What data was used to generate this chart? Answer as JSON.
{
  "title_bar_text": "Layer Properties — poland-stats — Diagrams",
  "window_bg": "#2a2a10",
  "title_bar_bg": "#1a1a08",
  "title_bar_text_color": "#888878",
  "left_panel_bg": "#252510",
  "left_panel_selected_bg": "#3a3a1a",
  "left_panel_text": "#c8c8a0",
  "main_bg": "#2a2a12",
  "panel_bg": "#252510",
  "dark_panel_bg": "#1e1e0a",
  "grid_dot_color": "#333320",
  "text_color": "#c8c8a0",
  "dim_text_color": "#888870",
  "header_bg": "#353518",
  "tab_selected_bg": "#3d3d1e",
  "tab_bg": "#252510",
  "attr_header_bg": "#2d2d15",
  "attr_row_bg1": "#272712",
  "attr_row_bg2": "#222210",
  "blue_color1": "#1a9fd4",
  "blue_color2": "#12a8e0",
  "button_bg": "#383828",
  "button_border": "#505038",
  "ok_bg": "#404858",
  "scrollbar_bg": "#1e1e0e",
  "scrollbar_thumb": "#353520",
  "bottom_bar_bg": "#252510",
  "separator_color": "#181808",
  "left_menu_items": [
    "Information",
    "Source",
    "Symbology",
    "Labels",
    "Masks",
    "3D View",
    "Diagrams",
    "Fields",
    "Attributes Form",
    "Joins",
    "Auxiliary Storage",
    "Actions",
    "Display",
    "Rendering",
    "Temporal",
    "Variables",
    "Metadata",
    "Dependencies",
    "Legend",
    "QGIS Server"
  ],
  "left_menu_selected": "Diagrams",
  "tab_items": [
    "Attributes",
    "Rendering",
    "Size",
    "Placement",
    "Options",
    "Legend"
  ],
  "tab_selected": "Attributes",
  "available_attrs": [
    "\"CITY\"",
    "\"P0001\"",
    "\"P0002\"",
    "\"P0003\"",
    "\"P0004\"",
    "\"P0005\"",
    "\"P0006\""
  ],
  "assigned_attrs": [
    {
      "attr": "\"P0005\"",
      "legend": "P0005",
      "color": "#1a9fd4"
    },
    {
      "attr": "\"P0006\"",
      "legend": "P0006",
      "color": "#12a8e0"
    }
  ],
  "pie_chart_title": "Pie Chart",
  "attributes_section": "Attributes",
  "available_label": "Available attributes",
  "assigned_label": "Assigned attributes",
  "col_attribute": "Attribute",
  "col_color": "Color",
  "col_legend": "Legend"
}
------------------------------
Every record should be given again exactly.

## ANSWER IN FULL
What data was used to generate this chart? Answer as JSON.
{
  "title_bar_text": "Layer Properties — poland-stats — Diagrams",
  "window_bg": "#2a2a10",
  "title_bar_bg": "#1a1a08",
  "title_bar_text_color": "#888878",
  "left_panel_bg": "#252510",
  "left_panel_selected_bg": "#3a3a1a",
  "left_panel_text": "#c8c8a0",
  "main_bg": "#2a2a12",
  "panel_bg": "#252510",
  "dark_panel_bg": "#1e1e0a",
  "grid_dot_color": "#333320",
  "text_color": "#c8c8a0",
  "dim_text_color": "#888870",
  "header_bg": "#353518",
  "tab_selected_bg": "#3d3d1e",
  "tab_bg": "#252510",
  "attr_header_bg": "#2d2d15",
  "attr_row_bg1": "#272712",
  "attr_row_bg2": "#222210",
  "blue_color1": "#1a9fd4",
  "blue_color2": "#12a8e0",
  "button_bg": "#383828",
  "button_border": "#505038",
  "ok_bg": "#404858",
  "scrollbar_bg": "#1e1e0e",
  "scrollbar_thumb": "#353520",
  "bottom_bar_bg": "#252510",
  "separator_color": "#181808",
  "left_menu_items": [
    "Information",
    "Source",
    "Symbology",
    "Labels",
    "Masks",
    "3D View",
    "Diagrams",
    "Fields",
    "Attributes Form",
    "Joins",
    "Auxiliary Storage",
    "Actions",
    "Display",
    "Rendering",
    "Temporal",
    "Variables",
    "Metadata",
    "Dependencies",
    "Legend",
    "QGIS Server"
  ],
  "left_menu_selected": "Diagrams",
  "tab_items": [
    "Attributes",
    "Rendering",
    "Size",
    "Placement",
    "Options",
    "Legend"
  ],
  "tab_selected": "Attributes",
  "available_attrs": [
    "\"CITY\"",
    "\"P0001\"",
    "\"P0002\"",
    "\"P0003\"",
    "\"P0004\"",
    "\"P0005\"",
    "\"P0006\""
  ],
  "assigned_attrs": [
    {
      "attr": "\"P0005\"",
      "legend": "P0005",
      "color": "#1a9fd4"
    },
    {
      "attr": "\"P0006\"",
      "legend": "P0006",
      "color": "#12a8e0"
    }
  ],
  "pie_chart_title": "Pie Chart",
  "attributes_section": "Attributes",
  "available_label": "Available attributes",
  "assigned_label": "Assigned attributes",
  "col_attribute": "Attribute",
  "col_color": "Color",
  "col_legend": "Legend"
}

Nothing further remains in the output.